Start of GIVEN ENTRIES
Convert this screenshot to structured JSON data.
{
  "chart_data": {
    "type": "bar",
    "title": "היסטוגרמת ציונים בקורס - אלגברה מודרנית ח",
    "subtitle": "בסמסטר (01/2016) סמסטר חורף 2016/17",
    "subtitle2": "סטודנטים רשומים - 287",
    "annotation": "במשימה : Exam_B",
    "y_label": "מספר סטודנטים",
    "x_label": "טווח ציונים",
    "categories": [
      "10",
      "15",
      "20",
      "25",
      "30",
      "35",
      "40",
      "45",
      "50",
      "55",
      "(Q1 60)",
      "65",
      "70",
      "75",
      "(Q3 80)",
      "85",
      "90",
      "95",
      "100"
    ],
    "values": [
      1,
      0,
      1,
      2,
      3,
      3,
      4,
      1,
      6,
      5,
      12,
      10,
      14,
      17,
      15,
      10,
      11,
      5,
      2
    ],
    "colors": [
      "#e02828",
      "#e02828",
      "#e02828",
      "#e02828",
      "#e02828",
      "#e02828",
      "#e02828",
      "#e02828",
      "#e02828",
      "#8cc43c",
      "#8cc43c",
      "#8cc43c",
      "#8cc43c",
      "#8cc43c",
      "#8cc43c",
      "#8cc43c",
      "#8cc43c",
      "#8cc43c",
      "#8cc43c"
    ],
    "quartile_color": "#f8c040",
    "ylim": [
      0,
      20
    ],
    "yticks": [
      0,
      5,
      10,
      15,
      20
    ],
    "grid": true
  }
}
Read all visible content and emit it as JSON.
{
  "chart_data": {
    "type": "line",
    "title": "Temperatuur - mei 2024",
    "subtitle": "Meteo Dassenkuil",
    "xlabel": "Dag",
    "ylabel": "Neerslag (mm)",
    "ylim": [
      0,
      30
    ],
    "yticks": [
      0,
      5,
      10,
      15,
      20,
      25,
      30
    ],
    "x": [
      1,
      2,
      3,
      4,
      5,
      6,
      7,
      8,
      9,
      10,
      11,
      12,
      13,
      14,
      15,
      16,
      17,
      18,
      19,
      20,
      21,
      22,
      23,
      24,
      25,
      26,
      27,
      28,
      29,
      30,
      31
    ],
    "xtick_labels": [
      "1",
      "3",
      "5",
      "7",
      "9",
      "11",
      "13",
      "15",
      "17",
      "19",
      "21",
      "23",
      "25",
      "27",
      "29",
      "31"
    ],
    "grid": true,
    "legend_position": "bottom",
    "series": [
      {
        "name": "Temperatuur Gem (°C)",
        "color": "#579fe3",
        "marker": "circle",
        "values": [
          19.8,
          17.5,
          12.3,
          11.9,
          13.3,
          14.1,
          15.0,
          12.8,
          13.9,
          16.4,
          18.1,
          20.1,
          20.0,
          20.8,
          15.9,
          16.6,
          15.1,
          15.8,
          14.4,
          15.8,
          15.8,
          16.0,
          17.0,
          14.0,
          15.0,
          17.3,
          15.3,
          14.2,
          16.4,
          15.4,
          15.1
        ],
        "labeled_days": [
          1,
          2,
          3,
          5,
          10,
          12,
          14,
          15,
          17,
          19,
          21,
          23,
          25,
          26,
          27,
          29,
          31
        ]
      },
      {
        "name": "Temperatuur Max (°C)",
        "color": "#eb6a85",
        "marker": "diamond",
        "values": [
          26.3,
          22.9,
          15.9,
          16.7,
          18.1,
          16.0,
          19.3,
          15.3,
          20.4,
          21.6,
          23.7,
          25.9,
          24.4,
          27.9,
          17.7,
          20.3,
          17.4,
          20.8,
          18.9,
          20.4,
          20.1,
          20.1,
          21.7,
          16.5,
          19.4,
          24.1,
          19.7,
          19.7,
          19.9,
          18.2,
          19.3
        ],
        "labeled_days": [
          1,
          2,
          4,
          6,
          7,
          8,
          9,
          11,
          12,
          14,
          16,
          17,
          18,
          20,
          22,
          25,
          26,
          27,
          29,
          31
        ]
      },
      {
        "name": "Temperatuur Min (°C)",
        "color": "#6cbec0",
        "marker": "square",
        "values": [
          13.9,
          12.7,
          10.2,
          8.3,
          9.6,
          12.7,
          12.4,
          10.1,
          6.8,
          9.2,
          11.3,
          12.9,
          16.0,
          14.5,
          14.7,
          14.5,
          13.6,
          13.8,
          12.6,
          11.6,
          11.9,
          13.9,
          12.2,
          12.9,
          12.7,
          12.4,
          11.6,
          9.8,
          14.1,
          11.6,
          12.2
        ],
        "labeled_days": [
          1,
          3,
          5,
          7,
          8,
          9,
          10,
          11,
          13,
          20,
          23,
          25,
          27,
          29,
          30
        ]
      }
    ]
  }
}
End of GIVEN ENTRIES
Start of GIVEN ENTRIES
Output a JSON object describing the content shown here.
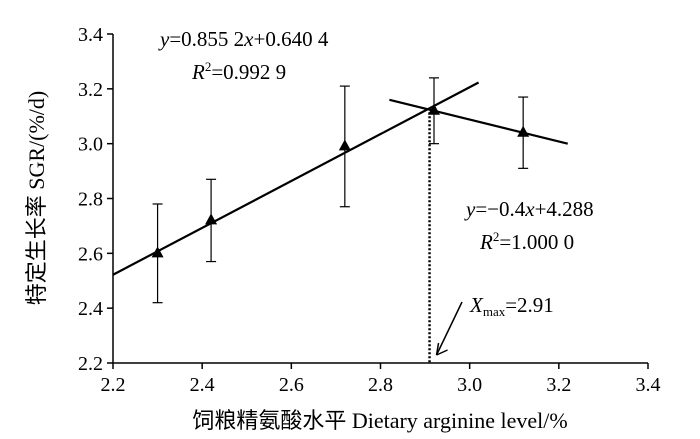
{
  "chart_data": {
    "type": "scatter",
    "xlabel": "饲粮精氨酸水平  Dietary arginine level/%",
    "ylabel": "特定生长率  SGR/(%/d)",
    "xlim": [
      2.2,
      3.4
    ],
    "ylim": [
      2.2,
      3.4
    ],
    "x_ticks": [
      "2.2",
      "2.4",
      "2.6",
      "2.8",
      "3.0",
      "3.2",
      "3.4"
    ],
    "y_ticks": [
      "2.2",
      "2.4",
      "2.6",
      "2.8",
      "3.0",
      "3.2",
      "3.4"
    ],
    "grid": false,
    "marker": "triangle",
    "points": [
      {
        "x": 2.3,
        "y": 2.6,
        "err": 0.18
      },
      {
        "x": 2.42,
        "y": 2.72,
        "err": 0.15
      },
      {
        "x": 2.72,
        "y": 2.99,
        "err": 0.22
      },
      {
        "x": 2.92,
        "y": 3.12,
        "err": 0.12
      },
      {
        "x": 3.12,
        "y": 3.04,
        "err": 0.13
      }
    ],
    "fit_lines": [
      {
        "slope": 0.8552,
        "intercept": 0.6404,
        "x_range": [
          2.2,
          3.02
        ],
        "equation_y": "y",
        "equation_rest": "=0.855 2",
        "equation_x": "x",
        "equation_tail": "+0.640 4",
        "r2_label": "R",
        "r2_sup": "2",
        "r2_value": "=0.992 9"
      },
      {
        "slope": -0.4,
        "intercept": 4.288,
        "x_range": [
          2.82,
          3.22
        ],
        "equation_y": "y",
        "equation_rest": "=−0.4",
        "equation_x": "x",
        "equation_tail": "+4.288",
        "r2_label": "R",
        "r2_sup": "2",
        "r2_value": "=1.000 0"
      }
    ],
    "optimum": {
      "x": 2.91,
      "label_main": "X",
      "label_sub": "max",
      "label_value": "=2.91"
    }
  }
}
End of GIVEN ENTRIES
* **WRITTEN REQUEST**: Copy out the lines in which the string "xlabel" appears.

* **TASK OUTPUT**:
    "xlabel": "Dag",
    "xlabel": "饲粮精氨酸水平  Dietary arginine level/%",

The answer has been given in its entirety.